● DATASET RECORDS:
○ ○ ○ ○ ○
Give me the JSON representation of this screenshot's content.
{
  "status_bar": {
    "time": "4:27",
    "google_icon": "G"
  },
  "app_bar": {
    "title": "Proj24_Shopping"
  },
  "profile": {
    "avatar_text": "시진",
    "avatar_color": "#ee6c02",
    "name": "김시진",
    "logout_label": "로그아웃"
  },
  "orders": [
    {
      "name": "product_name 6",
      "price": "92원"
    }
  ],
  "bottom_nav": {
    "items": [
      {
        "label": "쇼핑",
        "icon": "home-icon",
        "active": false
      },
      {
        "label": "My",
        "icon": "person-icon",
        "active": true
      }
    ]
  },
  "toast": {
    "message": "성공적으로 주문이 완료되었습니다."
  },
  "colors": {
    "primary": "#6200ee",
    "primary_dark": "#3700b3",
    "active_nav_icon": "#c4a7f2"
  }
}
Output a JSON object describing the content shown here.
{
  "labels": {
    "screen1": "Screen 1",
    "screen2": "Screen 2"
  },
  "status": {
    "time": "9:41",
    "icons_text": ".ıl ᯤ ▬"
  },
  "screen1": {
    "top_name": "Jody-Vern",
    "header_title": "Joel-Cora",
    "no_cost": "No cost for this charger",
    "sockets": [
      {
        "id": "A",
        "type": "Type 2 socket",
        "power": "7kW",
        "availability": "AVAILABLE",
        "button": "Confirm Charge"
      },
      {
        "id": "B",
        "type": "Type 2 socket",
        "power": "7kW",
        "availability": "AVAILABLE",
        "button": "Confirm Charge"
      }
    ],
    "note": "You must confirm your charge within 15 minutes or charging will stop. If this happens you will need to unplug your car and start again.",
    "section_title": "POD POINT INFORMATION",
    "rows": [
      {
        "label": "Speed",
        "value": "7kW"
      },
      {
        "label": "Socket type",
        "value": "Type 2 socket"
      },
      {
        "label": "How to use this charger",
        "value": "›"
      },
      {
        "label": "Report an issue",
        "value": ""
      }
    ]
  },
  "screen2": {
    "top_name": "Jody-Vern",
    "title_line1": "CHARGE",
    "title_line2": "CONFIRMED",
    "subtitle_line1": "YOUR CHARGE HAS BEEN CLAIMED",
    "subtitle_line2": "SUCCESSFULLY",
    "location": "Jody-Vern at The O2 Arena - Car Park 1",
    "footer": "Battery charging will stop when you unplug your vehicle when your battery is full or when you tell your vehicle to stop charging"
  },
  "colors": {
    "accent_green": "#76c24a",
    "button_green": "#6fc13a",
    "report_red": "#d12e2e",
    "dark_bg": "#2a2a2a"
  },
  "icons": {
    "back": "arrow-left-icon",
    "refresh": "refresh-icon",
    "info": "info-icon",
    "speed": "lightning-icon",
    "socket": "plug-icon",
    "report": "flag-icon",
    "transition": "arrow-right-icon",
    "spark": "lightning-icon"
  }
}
○ ○ ○ ○ ○
● GOAL:
Write out the material exactly as given.

● ANSWER TO THIS EXERCISE:
Give me the JSON representation of this screenshot's content.
{
  "status_bar": {
    "time": "4:27",
    "google_icon": "G"
  },
  "app_bar": {
    "title": "Proj24_Shopping"
  },
  "profile": {
    "avatar_text": "시진",
    "avatar_color": "#ee6c02",
    "name": "김시진",
    "logout_label": "로그아웃"
  },
  "orders": [
    {
      "name": "product_name 6",
      "price": "92원"
    }
  ],
  "bottom_nav": {
    "items": [
      {
        "label": "쇼핑",
        "icon": "home-icon",
        "active": false
      },
      {
        "label": "My",
        "icon": "person-icon",
        "active": true
      }
    ]
  },
  "toast": {
    "message": "성공적으로 주문이 완료되었습니다."
  },
  "colors": {
    "primary": "#6200ee",
    "primary_dark": "#3700b3",
    "active_nav_icon": "#c4a7f2"
  }
}
Output a JSON object describing the content shown here.
{
  "labels": {
    "screen1": "Screen 1",
    "screen2": "Screen 2"
  },
  "status": {
    "time": "9:41",
    "icons_text": ".ıl ᯤ ▬"
  },
  "screen1": {
    "top_name": "Jody-Vern",
    "header_title": "Joel-Cora",
    "no_cost": "No cost for this charger",
    "sockets": [
      {
        "id": "A",
        "type": "Type 2 socket",
        "power": "7kW",
        "availability": "AVAILABLE",
        "button": "Confirm Charge"
      },
      {
        "id": "B",
        "type": "Type 2 socket",
        "power": "7kW",
        "availability": "AVAILABLE",
        "button": "Confirm Charge"
      }
    ],
    "note": "You must confirm your charge within 15 minutes or charging will stop. If this happens you will need to unplug your car and start again.",
    "section_title": "POD POINT INFORMATION",
    "rows": [
      {
        "label": "Speed",
        "value": "7kW"
      },
      {
        "label": "Socket type",
        "value": "Type 2 socket"
      },
      {
        "label": "How to use this charger",
        "value": "›"
      },
      {
        "label": "Report an issue",
        "value": ""
      }
    ]
  },
  "screen2": {
    "top_name": "Jody-Vern",
    "title_line1": "CHARGE",
    "title_line2": "CONFIRMED",
    "subtitle_line1": "YOUR CHARGE HAS BEEN CLAIMED",
    "subtitle_line2": "SUCCESSFULLY",
    "location": "Jody-Vern at The O2 Arena - Car Park 1",
    "footer": "Battery charging will stop when you unplug your vehicle when your battery is full or when you tell your vehicle to stop charging"
  },
  "colors": {
    "accent_green": "#76c24a",
    "button_green": "#6fc13a",
    "report_red": "#d12e2e",
    "dark_bg": "#2a2a2a"
  },
  "icons": {
    "back": "arrow-left-icon",
    "refresh": "refresh-icon",
    "info": "info-icon",
    "speed": "lightning-icon",
    "socket": "plug-icon",
    "report": "flag-icon",
    "transition": "arrow-right-icon",
    "spark": "lightning-icon"
  }
}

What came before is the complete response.